**PROMPT**
Which lines below hold the word "плановый"? Copy all of them.

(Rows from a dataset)

========================================================================

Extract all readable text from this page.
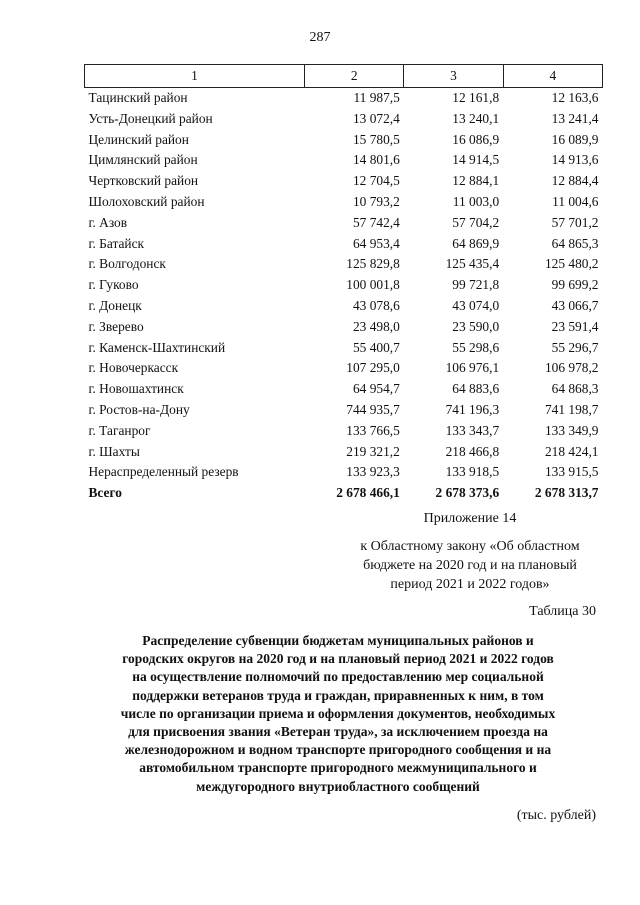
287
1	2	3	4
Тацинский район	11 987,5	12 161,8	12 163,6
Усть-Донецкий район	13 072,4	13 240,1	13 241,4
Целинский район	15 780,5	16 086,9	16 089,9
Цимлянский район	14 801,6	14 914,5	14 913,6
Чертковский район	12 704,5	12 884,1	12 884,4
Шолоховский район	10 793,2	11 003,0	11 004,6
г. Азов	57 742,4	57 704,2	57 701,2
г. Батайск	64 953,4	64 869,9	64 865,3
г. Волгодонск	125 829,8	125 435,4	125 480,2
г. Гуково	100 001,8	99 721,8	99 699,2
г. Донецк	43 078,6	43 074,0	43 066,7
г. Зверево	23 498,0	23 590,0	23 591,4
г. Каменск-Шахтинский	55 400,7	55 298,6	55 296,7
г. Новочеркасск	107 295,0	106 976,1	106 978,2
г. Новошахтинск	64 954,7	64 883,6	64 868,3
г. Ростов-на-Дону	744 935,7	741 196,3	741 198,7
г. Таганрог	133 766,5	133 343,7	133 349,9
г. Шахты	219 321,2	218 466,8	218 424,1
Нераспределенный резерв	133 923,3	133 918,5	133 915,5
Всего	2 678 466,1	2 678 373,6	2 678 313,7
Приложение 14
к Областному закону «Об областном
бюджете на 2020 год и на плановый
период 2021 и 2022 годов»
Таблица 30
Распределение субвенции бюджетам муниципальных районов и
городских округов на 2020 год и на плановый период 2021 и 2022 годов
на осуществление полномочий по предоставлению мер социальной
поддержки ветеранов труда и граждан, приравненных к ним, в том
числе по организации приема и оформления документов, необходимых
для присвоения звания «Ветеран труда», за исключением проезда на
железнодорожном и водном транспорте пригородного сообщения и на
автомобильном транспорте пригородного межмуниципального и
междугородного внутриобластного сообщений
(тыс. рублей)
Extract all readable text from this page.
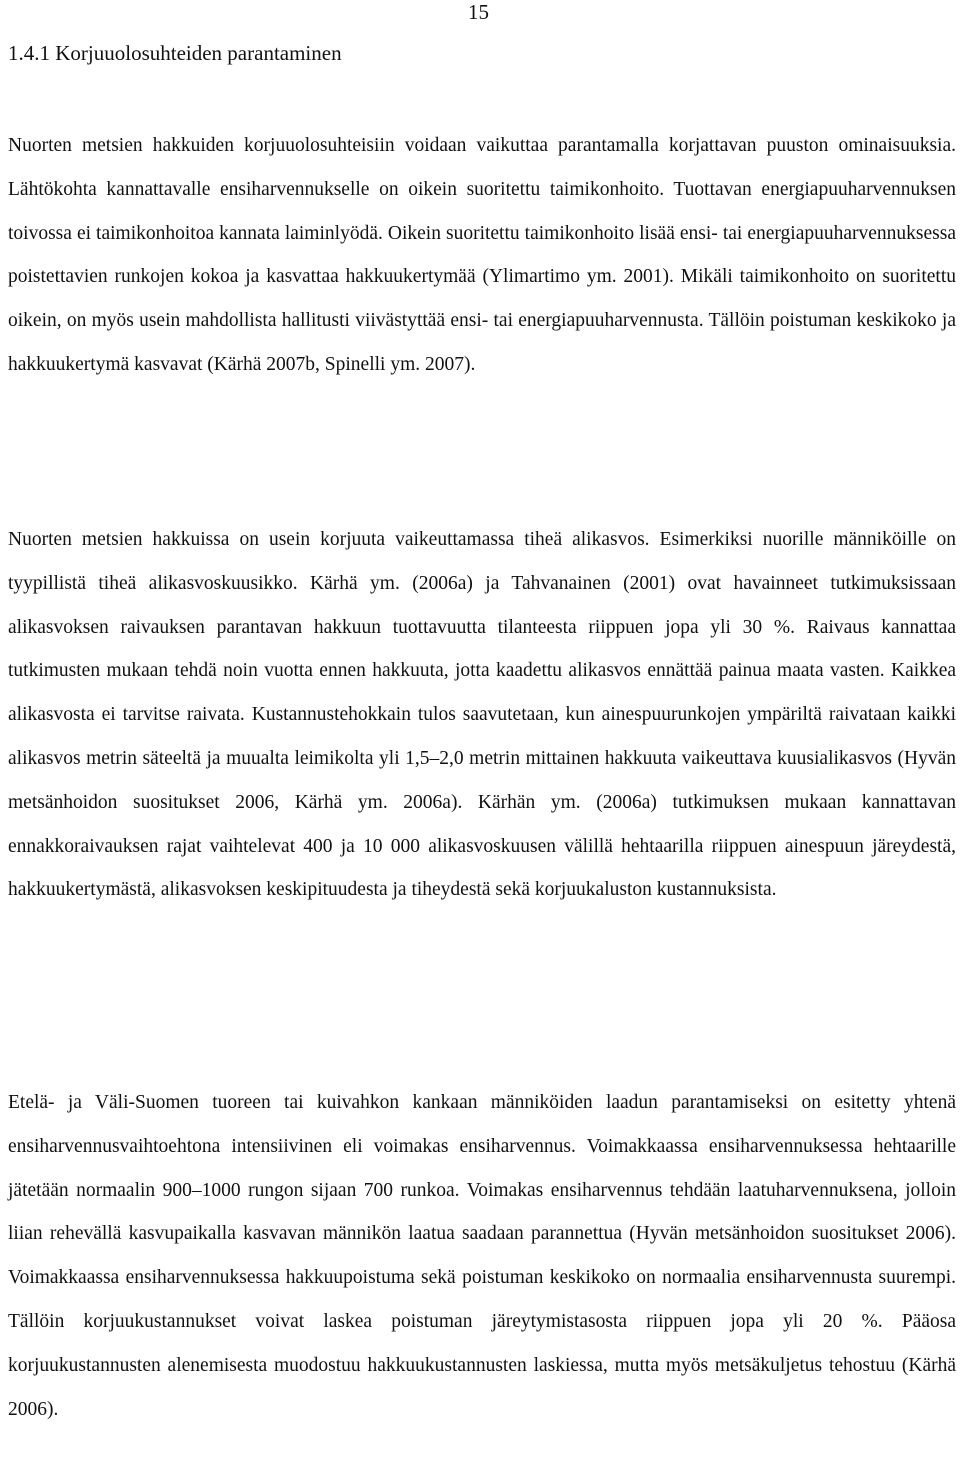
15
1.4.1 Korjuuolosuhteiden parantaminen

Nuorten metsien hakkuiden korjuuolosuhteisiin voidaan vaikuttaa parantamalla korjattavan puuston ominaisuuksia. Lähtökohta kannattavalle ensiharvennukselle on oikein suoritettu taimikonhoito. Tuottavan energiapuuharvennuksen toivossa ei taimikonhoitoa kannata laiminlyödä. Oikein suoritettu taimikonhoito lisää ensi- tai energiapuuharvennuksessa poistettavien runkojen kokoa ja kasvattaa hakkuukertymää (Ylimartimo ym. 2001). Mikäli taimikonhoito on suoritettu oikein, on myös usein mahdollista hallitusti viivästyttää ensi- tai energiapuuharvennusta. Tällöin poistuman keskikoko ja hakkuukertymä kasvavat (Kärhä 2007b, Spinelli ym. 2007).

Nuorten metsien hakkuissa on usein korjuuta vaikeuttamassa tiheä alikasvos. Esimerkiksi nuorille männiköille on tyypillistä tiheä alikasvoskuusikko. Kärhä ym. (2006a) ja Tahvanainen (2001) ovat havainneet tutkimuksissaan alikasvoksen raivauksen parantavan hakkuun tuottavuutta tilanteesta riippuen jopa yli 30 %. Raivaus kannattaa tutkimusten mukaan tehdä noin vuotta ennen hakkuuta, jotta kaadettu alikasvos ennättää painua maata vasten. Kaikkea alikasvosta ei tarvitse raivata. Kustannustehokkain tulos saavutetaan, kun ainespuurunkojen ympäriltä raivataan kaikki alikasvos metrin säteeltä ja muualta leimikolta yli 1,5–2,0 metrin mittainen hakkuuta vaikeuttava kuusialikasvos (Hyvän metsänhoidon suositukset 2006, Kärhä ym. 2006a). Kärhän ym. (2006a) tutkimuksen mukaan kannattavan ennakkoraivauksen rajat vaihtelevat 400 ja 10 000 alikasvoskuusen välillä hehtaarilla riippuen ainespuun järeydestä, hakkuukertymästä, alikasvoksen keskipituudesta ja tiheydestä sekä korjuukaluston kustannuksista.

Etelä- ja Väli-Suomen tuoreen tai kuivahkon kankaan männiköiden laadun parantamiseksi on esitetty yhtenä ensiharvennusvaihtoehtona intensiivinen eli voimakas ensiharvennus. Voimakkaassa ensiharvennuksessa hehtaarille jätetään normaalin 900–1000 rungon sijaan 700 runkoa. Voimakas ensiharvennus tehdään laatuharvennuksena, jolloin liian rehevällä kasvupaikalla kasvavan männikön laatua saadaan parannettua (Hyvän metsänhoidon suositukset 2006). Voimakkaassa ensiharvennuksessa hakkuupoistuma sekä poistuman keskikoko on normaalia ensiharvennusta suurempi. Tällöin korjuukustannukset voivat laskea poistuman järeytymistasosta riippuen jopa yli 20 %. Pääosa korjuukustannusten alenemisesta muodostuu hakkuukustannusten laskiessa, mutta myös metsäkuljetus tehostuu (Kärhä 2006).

========================================================================

**TASK SOLUTION**
бюджете на 2020 год и на плановый
городских округов на 2020 год и на плановый период 2021 и 2022 годов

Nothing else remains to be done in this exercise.